• **WORK TO COMPLETE**
Leave the pictures out. Return all other data exactly.

• **DATA FOR THIS TASK**
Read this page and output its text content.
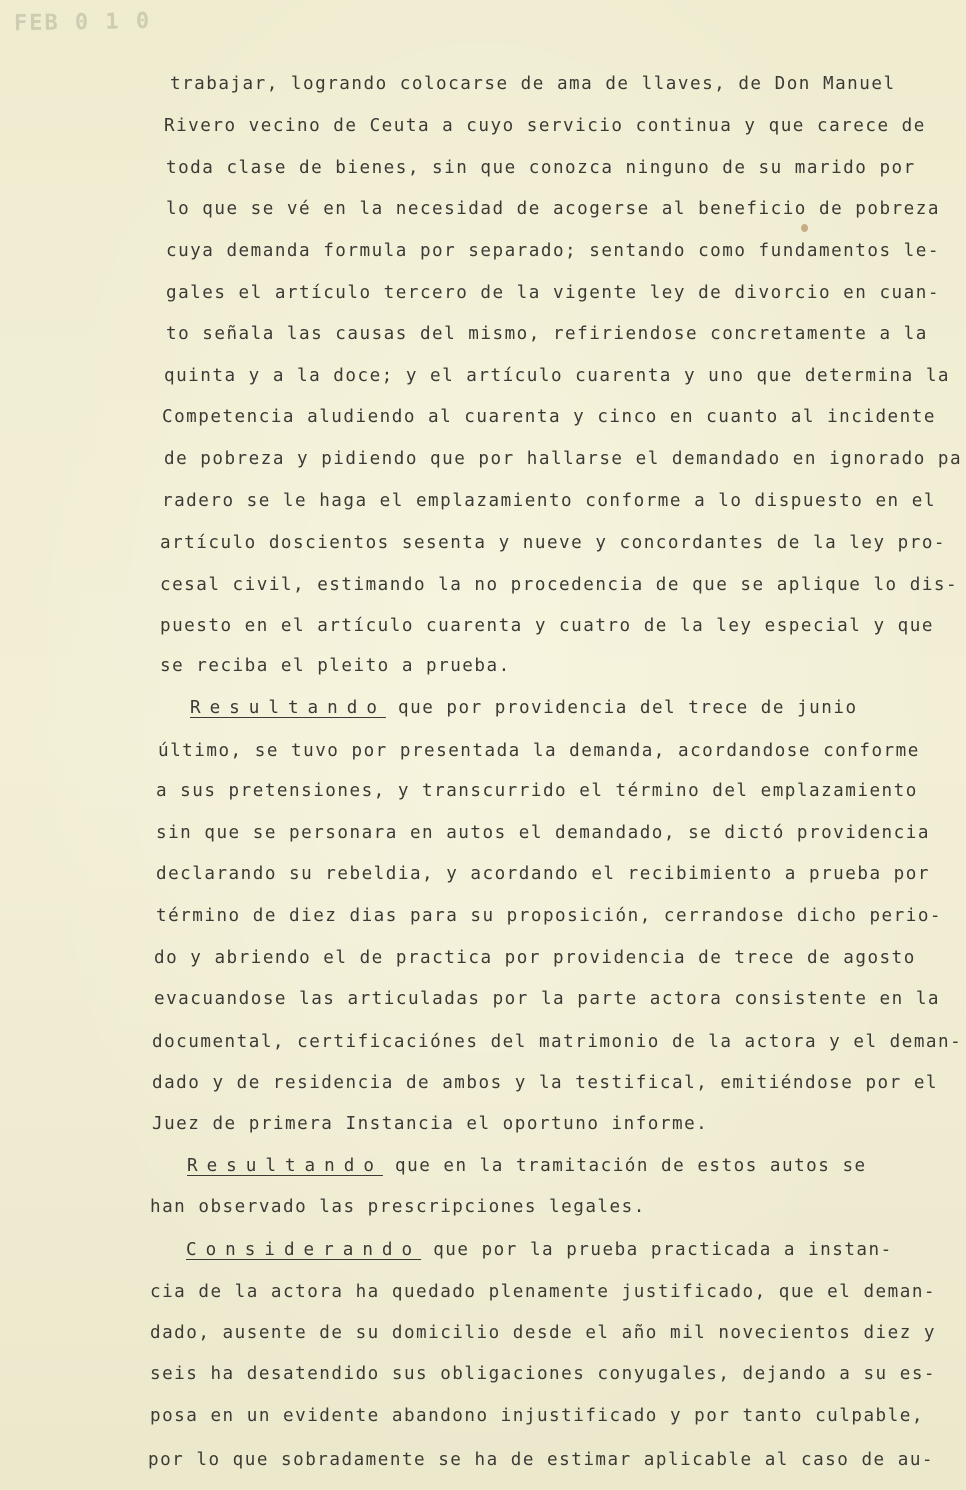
FEB 0 1 0
trabajar, logrando colocarse de ama de llaves, de Don Manuel
Rivero vecino de Ceuta a cuyo servicio continua y que carece de
toda clase de bienes, sin que conozca ninguno de su marido por
lo que se vé en la necesidad de acogerse al beneficio de pobreza
cuya demanda formula por separado; sentando como fundamentos le-
gales el artículo tercero de la vigente ley de divorcio en cuan-
to señala las causas del mismo, refiriendose concretamente a la
quinta y a la doce; y el artículo cuarenta y uno que determina la
Competencia aludiendo al cuarenta y cinco en cuanto al incidente
de pobreza y pidiendo que por hallarse el demandado en ignorado pa
radero se le haga el emplazamiento conforme a lo dispuesto en el
artículo doscientos sesenta y nueve y concordantes de la ley pro-
cesal civil, estimando la no procedencia de que se aplique lo dis-
puesto en el artículo cuarenta y cuatro de la ley especial y que
se reciba el pleito a prueba.
Resultando que por providencia del trece de junio
último, se tuvo por presentada la demanda, acordandose conforme
a sus pretensiones, y transcurrido el término del emplazamiento
sin que se personara en autos el demandado, se dictó providencia
declarando su rebeldia, y acordando el recibimiento a prueba por
término de diez dias para su proposición, cerrandose dicho perio-
do y abriendo el de practica por providencia de trece de agosto
evacuandose las articuladas por la parte actora consistente en la
documental, certificaciónes del matrimonio de la actora y el deman-
dado y de residencia de ambos y la testifical, emitiéndose por el
Juez de primera Instancia el oportuno informe.
Resultando que en la tramitación de estos autos se
han observado las prescripciones legales.
Considerando que por la prueba practicada a instan-
cia de la actora ha quedado plenamente justificado, que el deman-
dado, ausente de su domicilio desde el año mil novecientos diez y
seis ha desatendido sus obligaciones conyugales, dejando a su es-
posa en un evidente abandono injustificado y por tanto culpable,
por lo que sobradamente se ha de estimar aplicable al caso de au-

• **RESULT OF THIS EXERCISE**
Read this page and output its text content.
FEB 0 1 0
trabajar, logrando colocarse de ama de llaves, de Don Manuel
Rivero vecino de Ceuta a cuyo servicio continua y que carece de
toda clase de bienes, sin que conozca ninguno de su marido por
lo que se vé en la necesidad de acogerse al beneficio de pobreza
cuya demanda formula por separado; sentando como fundamentos le-
gales el artículo tercero de la vigente ley de divorcio en cuan-
to señala las causas del mismo, refiriendose concretamente a la
quinta y a la doce; y el artículo cuarenta y uno que determina la
Competencia aludiendo al cuarenta y cinco en cuanto al incidente
de pobreza y pidiendo que por hallarse el demandado en ignorado pa
radero se le haga el emplazamiento conforme a lo dispuesto en el
artículo doscientos sesenta y nueve y concordantes de la ley pro-
cesal civil, estimando la no procedencia de que se aplique lo dis-
puesto en el artículo cuarenta y cuatro de la ley especial y que
se reciba el pleito a prueba.
Resultando que por providencia del trece de junio
último, se tuvo por presentada la demanda, acordandose conforme
a sus pretensiones, y transcurrido el término del emplazamiento
sin que se personara en autos el demandado, se dictó providencia
declarando su rebeldia, y acordando el recibimiento a prueba por
término de diez dias para su proposición, cerrandose dicho perio-
do y abriendo el de practica por providencia de trece de agosto
evacuandose las articuladas por la parte actora consistente en la
documental, certificaciónes del matrimonio de la actora y el deman-
dado y de residencia de ambos y la testifical, emitiéndose por el
Juez de primera Instancia el oportuno informe.
Resultando que en la tramitación de estos autos se
han observado las prescripciones legales.
Considerando que por la prueba practicada a instan-
cia de la actora ha quedado plenamente justificado, que el deman-
dado, ausente de su domicilio desde el año mil novecientos diez y
seis ha desatendido sus obligaciones conyugales, dejando a su es-
posa en un evidente abandono injustificado y por tanto culpable,
por lo que sobradamente se ha de estimar aplicable al caso de au-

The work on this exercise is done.